START Records shown

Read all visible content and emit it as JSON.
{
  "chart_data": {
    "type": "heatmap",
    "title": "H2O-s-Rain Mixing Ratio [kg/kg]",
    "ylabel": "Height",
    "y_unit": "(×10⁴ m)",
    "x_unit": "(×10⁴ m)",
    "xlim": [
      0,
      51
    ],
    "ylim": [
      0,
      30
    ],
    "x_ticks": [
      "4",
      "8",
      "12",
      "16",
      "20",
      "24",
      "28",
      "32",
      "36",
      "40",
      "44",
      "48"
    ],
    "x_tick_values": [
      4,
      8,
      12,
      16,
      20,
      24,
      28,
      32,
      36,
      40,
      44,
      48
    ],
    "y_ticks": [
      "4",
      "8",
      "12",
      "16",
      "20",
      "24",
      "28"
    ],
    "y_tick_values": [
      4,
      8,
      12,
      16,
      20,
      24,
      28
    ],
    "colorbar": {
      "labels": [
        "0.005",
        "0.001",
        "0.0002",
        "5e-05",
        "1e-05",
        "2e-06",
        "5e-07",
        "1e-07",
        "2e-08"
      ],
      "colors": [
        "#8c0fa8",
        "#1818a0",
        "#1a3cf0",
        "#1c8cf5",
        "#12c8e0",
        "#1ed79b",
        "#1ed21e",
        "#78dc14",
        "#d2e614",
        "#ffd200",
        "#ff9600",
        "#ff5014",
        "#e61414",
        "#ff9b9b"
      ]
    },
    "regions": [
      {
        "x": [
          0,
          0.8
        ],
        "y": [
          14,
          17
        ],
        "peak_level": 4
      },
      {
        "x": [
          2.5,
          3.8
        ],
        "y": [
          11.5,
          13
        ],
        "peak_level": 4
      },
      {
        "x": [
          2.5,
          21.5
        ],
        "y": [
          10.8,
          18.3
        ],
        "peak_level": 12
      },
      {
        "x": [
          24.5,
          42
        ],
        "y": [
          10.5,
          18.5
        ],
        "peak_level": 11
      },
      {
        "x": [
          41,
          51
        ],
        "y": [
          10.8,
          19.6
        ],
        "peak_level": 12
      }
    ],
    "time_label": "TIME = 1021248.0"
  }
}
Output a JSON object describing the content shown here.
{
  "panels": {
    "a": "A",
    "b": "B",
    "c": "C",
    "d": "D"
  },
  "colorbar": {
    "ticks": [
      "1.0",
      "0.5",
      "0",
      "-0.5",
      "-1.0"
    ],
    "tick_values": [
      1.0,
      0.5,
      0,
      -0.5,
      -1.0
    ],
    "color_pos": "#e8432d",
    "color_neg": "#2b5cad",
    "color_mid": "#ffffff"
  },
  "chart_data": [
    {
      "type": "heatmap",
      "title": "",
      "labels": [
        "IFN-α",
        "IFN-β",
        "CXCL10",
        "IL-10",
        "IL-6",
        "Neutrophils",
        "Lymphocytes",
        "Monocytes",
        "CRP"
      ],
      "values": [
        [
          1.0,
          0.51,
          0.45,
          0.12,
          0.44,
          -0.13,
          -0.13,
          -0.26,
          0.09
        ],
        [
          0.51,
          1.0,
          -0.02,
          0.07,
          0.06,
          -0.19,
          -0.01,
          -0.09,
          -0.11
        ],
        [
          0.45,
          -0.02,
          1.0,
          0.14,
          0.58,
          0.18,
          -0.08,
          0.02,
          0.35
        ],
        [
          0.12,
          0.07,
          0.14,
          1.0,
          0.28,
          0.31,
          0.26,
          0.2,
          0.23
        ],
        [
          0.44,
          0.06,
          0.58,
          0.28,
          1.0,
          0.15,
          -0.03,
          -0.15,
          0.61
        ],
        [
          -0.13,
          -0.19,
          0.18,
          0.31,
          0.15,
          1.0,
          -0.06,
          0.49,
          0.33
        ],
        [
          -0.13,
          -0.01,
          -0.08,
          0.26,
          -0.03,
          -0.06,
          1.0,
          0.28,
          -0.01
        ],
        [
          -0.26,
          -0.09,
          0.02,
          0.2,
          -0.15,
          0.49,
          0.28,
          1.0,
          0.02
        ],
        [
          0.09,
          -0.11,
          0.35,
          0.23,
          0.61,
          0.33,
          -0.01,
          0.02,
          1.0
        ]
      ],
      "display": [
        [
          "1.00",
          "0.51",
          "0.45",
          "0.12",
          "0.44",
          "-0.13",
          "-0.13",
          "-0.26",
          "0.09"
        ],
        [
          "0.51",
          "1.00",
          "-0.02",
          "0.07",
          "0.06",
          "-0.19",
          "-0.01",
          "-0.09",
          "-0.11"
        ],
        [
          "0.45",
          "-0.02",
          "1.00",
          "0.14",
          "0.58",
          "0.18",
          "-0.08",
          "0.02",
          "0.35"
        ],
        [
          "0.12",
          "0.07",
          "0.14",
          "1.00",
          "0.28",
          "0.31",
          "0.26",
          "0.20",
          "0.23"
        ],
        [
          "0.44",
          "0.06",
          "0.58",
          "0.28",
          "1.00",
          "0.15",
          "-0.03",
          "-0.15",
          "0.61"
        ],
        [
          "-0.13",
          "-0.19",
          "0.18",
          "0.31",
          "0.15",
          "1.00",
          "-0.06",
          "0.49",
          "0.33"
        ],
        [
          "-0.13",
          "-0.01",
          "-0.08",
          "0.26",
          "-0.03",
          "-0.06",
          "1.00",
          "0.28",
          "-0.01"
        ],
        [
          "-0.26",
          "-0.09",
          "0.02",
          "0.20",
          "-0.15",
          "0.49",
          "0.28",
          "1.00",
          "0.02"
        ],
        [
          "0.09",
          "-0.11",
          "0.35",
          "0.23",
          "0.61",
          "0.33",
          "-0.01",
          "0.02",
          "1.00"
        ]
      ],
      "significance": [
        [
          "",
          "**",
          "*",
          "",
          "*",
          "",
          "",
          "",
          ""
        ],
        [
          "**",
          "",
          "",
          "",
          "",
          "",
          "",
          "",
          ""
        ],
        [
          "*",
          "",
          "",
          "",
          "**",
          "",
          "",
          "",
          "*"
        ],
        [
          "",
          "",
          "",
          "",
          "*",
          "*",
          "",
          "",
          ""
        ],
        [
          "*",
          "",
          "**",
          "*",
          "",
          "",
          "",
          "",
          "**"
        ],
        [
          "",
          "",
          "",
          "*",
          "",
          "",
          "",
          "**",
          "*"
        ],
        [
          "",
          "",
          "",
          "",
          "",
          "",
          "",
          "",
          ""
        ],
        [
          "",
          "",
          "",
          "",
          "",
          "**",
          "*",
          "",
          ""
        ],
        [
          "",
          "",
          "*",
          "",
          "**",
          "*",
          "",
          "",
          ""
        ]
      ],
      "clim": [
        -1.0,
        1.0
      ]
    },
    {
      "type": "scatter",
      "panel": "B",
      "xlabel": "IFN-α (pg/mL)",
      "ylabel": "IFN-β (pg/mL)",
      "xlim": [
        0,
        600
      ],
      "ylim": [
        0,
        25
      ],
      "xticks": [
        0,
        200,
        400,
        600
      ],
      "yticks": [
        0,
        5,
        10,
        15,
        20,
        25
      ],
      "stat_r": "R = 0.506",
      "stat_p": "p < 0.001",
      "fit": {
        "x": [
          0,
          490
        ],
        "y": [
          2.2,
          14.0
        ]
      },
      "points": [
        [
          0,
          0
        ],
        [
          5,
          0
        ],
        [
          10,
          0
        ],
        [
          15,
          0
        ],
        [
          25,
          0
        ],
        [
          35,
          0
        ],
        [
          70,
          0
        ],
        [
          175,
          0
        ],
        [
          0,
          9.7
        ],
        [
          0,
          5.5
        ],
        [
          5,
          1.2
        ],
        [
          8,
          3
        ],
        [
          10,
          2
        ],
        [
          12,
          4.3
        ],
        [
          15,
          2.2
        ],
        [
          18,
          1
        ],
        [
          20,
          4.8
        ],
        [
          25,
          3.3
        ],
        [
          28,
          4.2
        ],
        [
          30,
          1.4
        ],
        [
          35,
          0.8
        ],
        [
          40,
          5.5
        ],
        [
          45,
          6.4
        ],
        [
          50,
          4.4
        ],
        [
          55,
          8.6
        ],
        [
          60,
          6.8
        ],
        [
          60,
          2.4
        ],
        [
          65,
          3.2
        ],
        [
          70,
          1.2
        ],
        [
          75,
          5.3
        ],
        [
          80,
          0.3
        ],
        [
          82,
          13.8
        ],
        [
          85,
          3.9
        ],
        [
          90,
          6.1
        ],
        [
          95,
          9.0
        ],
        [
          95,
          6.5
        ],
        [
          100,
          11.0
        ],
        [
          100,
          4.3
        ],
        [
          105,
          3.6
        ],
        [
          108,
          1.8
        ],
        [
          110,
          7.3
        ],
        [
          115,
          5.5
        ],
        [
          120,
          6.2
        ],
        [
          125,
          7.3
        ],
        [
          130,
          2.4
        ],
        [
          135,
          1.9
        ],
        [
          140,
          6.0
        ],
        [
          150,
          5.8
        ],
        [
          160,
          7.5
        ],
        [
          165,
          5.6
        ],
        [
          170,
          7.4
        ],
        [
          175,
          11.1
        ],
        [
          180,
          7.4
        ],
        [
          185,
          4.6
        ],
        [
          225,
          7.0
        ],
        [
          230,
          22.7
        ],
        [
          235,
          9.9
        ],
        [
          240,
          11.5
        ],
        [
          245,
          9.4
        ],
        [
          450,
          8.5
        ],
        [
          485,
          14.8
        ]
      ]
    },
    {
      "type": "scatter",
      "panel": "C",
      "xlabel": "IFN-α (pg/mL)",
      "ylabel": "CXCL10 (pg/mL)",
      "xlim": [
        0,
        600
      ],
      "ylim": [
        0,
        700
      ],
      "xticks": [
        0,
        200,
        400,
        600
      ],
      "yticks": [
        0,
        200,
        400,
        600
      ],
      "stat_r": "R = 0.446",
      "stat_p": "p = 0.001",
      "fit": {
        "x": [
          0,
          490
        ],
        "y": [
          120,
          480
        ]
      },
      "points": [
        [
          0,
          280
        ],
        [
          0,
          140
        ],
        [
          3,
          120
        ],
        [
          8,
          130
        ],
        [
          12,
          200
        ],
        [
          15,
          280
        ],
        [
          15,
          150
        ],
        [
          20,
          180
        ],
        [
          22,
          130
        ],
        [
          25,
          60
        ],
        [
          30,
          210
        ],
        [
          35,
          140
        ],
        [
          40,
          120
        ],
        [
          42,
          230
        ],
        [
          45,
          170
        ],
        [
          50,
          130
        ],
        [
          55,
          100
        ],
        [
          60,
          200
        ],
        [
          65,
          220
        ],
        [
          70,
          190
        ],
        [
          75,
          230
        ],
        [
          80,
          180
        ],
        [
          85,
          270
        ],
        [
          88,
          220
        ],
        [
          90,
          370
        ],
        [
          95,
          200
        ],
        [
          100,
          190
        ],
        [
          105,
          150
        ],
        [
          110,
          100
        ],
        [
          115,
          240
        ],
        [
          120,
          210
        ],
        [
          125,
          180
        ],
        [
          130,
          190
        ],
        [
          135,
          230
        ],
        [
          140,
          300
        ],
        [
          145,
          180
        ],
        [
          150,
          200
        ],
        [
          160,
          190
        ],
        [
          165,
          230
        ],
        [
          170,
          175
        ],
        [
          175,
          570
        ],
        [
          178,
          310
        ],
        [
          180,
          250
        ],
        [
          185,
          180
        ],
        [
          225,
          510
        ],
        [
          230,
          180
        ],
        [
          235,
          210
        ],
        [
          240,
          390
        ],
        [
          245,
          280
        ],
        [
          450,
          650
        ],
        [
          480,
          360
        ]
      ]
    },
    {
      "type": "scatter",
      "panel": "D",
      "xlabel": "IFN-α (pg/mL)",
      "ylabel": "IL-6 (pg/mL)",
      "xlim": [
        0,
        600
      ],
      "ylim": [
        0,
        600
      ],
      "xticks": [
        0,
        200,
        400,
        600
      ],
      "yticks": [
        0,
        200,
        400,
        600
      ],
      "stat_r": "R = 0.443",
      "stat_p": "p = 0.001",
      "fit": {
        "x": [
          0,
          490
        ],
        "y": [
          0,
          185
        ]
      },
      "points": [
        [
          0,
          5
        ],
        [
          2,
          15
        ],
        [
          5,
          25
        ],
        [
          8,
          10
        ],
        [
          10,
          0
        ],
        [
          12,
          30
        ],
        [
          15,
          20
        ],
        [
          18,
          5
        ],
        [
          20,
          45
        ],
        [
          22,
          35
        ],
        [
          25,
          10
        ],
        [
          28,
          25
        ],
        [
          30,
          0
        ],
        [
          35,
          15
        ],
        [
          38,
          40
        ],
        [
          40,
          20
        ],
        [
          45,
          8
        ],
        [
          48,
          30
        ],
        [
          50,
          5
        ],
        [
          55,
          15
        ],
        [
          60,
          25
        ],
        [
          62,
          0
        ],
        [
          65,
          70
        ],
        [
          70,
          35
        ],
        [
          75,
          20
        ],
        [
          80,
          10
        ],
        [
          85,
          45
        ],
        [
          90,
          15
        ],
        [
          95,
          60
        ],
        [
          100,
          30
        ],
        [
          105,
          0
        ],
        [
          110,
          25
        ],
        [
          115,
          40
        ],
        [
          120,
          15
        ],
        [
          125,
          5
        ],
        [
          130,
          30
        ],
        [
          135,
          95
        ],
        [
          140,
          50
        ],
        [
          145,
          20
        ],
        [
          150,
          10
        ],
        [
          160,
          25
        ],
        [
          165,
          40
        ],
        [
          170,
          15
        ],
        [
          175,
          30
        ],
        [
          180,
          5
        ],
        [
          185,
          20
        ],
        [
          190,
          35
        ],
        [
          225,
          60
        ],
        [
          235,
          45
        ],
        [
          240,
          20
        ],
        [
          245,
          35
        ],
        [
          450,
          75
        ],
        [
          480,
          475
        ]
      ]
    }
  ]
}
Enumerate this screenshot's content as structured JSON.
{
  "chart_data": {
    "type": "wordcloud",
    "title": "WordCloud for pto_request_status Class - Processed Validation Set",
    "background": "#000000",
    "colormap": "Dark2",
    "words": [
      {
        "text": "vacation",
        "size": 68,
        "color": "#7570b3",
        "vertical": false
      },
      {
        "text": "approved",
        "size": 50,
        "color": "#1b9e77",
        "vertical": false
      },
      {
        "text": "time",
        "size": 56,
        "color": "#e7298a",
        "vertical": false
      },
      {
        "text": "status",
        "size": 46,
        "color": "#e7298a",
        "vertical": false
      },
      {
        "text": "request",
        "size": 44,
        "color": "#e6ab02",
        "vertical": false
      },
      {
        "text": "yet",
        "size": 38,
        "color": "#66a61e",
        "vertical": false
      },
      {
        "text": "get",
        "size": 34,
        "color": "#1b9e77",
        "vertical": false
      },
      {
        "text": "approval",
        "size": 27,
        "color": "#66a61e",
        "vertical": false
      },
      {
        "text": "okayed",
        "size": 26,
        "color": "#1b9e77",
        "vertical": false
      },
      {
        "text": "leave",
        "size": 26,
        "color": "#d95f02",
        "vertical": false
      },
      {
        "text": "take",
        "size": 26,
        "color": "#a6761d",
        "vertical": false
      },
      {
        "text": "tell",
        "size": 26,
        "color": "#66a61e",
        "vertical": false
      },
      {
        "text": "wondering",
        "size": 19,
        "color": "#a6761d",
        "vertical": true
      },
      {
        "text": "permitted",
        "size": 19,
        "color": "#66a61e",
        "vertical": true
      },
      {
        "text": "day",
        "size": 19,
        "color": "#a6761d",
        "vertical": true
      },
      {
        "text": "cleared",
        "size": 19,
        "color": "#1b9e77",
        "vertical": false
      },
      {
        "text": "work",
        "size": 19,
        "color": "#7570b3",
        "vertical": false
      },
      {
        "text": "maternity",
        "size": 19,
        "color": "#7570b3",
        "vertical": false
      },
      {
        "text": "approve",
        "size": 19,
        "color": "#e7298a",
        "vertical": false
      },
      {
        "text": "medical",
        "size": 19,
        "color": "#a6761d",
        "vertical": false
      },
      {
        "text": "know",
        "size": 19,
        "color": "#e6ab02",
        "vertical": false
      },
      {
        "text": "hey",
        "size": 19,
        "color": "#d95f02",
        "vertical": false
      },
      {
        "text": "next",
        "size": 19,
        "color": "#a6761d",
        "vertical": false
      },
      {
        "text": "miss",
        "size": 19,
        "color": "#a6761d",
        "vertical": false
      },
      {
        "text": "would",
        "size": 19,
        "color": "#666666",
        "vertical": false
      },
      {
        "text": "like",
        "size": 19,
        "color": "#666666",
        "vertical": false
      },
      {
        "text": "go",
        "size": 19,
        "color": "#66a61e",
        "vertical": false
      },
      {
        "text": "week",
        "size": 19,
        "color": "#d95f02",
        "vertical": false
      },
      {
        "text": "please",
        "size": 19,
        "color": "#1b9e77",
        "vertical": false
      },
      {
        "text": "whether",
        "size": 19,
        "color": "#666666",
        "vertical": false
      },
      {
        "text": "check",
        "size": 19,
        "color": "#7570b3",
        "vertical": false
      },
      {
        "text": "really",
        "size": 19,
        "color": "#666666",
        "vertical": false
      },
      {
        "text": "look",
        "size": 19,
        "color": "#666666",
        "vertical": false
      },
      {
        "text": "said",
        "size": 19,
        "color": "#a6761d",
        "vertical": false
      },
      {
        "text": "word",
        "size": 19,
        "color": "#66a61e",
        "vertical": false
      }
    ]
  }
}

END Records shown

» **Your instructions**
Go through the listing above and locate each line that holds the word "ylabel". Copy those lines.

» **Response to the task**
    "ylabel": "Height",
      "ylabel": "IFN-β (pg/mL)",
      "ylabel": "CXCL10 (pg/mL)",
      "ylabel": "IL-6 (pg/mL)",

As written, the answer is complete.